**Given passage**
Letters   |   Iraq

CPJ expresses support for Refugee Crisis in Iraq Act

September 27, 2007

Senator Edward M. Kennedy
Via facsimile: 202-224-2417

Senator Gordon H. Smith
Via facsimile: 202-228-3937

Dear Sens. Kennedy and Smith,

I am writing to you as executive director of the Committee to Protect Journalists to express our concern for the safety of Iraqi journalists and others who now may find themselves imperiled for having helped U.S.-based and U.S.-backed media organizations report the news from Iraq. We would therefore like to express our support for the Refugee Crisis in Iraq Act Senate Amendment #2872 to H.R. 1585 Department of Defense Authorization, which you recently co-sponsored. CPJ is a nonpartisan, nonprofit organization, dedicated to defending press freedom worldwide and the rights of journalists to report the news without fear of reprisal.

We have watched with alarm Iraq's emergence in the last four years as the most dangerous country in the world for journalists. At least 112 journalists and another 40 media support workers have been killed there since the U.S.-led invasion in March 2003, making Iraq the deadliest nation, by far, for the press throughout CPJ's 26 years of monitoring press freedom.

**Data lines**

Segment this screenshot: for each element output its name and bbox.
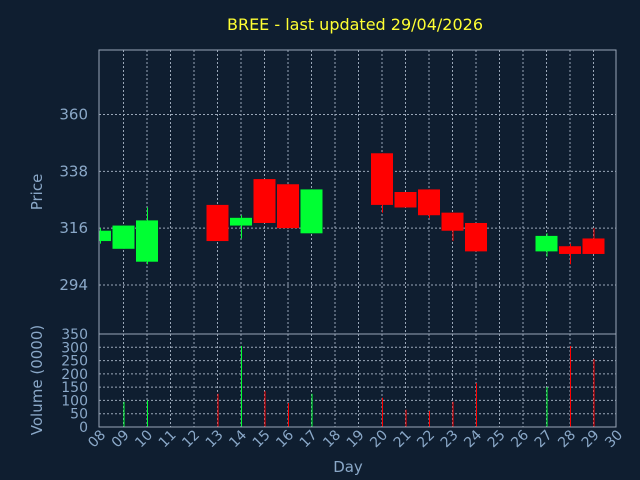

**Exercise tasks**
a) According to the letter supporting the Refugee Crisis in Iraq Act, how many journalists and media support workers have been killed in Iraq since the U.S.-led invasion in March 2003?
b) Proceed with the letter supporting the Refugee Crisis in Iraq Act, starting right after its last sentence.
The lines have no part in this exercise.

**Task-by-task answers**
a) At least 112 journalists and another 40 media support workers.

b)
Among those most targeted have been Iraqi journalists affiliated with Western media, particularly U.S.-based news groups, and those working for government-backed media. For example, 12 journalists and 10 other staff members working for the Iraq Media Network, which has received funding from the U.S. government, have been killed since 2003. About 85 percent of the journalists and media workers killed have been Iraqis, and insurgent actions are responsible for the majority of media deaths.

CPJ has been in contact with Iraqi journalists working for The New York Times, National Public Radio, ABC News, Radio Free Iraq, The Associated Press, and other prominent outlets. They have played vital roles in bringing essential news to the American public, only to be accused by neighbors of being spies and threatened by militias for "working with the Americans." They have moved houses, slept in different locations on an almost nightly basis, and in some cases quit their work--only to face continuing threats.

For these and other members of Iraqi society targeted by insurgents and militia groups, exile is their only option for survival. Yet time and again, CPJ has seen journalists flee for their lives into precarious conditions in neighboring countries--with no opportunity to work, no prospect of a durable solution, and limited permission to stay. Others have found it so difficult to eke out a living that they have made a decision to do something you or I would likely never dream of--return home, where death sentences await them.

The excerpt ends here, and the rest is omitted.